= Task to complete =
Reproduce every entry exactly.

-- Begin --

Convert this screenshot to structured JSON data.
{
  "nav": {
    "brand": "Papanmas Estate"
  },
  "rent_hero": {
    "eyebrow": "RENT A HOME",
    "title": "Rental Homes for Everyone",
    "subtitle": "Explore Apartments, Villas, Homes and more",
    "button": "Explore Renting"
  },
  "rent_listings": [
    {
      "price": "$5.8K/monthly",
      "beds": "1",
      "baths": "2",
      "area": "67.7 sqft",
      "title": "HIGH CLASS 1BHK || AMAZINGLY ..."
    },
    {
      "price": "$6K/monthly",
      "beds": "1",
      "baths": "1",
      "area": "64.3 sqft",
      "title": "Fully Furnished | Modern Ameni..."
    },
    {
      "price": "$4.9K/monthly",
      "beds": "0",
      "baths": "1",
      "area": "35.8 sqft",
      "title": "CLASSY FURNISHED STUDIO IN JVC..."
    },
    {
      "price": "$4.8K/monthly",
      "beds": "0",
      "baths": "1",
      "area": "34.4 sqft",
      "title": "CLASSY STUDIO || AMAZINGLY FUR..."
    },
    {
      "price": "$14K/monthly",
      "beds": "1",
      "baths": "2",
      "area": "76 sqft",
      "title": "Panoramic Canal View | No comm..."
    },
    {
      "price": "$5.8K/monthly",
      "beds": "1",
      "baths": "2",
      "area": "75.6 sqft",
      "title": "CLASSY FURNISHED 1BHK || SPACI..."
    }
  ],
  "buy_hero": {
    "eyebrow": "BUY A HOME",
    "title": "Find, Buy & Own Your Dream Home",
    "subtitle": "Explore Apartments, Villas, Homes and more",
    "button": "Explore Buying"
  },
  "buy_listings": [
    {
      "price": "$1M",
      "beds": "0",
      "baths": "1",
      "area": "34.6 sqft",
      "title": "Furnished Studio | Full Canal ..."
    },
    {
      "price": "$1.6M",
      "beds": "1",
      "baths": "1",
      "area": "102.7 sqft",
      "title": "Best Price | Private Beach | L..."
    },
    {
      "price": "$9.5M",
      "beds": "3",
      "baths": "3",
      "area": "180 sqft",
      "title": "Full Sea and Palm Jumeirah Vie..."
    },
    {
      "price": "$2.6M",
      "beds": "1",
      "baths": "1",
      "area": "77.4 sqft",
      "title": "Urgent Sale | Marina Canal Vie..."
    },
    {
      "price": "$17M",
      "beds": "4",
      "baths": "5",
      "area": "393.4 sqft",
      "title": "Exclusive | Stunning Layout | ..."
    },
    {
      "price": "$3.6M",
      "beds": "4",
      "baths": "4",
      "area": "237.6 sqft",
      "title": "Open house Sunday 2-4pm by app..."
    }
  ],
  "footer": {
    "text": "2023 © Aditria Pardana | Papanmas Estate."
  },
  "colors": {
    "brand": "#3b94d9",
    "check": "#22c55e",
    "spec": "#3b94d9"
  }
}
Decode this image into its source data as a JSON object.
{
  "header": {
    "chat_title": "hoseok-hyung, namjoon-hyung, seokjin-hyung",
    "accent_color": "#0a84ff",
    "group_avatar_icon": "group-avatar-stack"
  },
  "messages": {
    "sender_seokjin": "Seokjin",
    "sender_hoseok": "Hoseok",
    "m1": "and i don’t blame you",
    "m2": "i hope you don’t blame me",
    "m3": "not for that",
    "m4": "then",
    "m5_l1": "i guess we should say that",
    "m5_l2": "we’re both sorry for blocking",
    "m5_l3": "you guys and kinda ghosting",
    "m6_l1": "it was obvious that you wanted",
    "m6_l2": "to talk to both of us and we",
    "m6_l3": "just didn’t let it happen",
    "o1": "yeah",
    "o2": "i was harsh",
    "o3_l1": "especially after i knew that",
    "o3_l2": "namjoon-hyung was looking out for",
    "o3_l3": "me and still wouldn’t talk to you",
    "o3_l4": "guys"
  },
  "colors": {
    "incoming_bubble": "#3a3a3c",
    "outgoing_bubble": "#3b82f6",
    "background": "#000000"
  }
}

-- End --

= Written response =
Convert this screenshot to structured JSON data.
{
  "nav": {
    "brand": "Papanmas Estate"
  },
  "rent_hero": {
    "eyebrow": "RENT A HOME",
    "title": "Rental Homes for Everyone",
    "subtitle": "Explore Apartments, Villas, Homes and more",
    "button": "Explore Renting"
  },
  "rent_listings": [
    {
      "price": "$5.8K/monthly",
      "beds": "1",
      "baths": "2",
      "area": "67.7 sqft",
      "title": "HIGH CLASS 1BHK || AMAZINGLY ..."
    },
    {
      "price": "$6K/monthly",
      "beds": "1",
      "baths": "1",
      "area": "64.3 sqft",
      "title": "Fully Furnished | Modern Ameni..."
    },
    {
      "price": "$4.9K/monthly",
      "beds": "0",
      "baths": "1",
      "area": "35.8 sqft",
      "title": "CLASSY FURNISHED STUDIO IN JVC..."
    },
    {
      "price": "$4.8K/monthly",
      "beds": "0",
      "baths": "1",
      "area": "34.4 sqft",
      "title": "CLASSY STUDIO || AMAZINGLY FUR..."
    },
    {
      "price": "$14K/monthly",
      "beds": "1",
      "baths": "2",
      "area": "76 sqft",
      "title": "Panoramic Canal View | No comm..."
    },
    {
      "price": "$5.8K/monthly",
      "beds": "1",
      "baths": "2",
      "area": "75.6 sqft",
      "title": "CLASSY FURNISHED 1BHK || SPACI..."
    }
  ],
  "buy_hero": {
    "eyebrow": "BUY A HOME",
    "title": "Find, Buy & Own Your Dream Home",
    "subtitle": "Explore Apartments, Villas, Homes and more",
    "button": "Explore Buying"
  },
  "buy_listings": [
    {
      "price": "$1M",
      "beds": "0",
      "baths": "1",
      "area": "34.6 sqft",
      "title": "Furnished Studio | Full Canal ..."
    },
    {
      "price": "$1.6M",
      "beds": "1",
      "baths": "1",
      "area": "102.7 sqft",
      "title": "Best Price | Private Beach | L..."
    },
    {
      "price": "$9.5M",
      "beds": "3",
      "baths": "3",
      "area": "180 sqft",
      "title": "Full Sea and Palm Jumeirah Vie..."
    },
    {
      "price": "$2.6M",
      "beds": "1",
      "baths": "1",
      "area": "77.4 sqft",
      "title": "Urgent Sale | Marina Canal Vie..."
    },
    {
      "price": "$17M",
      "beds": "4",
      "baths": "5",
      "area": "393.4 sqft",
      "title": "Exclusive | Stunning Layout | ..."
    },
    {
      "price": "$3.6M",
      "beds": "4",
      "baths": "4",
      "area": "237.6 sqft",
      "title": "Open house Sunday 2-4pm by app..."
    }
  ],
  "footer": {
    "text": "2023 © Aditria Pardana | Papanmas Estate."
  },
  "colors": {
    "brand": "#3b94d9",
    "check": "#22c55e",
    "spec": "#3b94d9"
  }
}
Decode this image into its source data as a JSON object.
{
  "header": {
    "chat_title": "hoseok-hyung, namjoon-hyung, seokjin-hyung",
    "accent_color": "#0a84ff",
    "group_avatar_icon": "group-avatar-stack"
  },
  "messages": {
    "sender_seokjin": "Seokjin",
    "sender_hoseok": "Hoseok",
    "m1": "and i don’t blame you",
    "m2": "i hope you don’t blame me",
    "m3": "not for that",
    "m4": "then",
    "m5_l1": "i guess we should say that",
    "m5_l2": "we’re both sorry for blocking",
    "m5_l3": "you guys and kinda ghosting",
    "m6_l1": "it was obvious that you wanted",
    "m6_l2": "to talk to both of us and we",
    "m6_l3": "just didn’t let it happen",
    "o1": "yeah",
    "o2": "i was harsh",
    "o3_l1": "especially after i knew that",
    "o3_l2": "namjoon-hyung was looking out for",
    "o3_l3": "me and still wouldn’t talk to you",
    "o3_l4": "guys"
  },
  "colors": {
    "incoming_bubble": "#3a3a3c",
    "outgoing_bubble": "#3b82f6",
    "background": "#000000"
  }
}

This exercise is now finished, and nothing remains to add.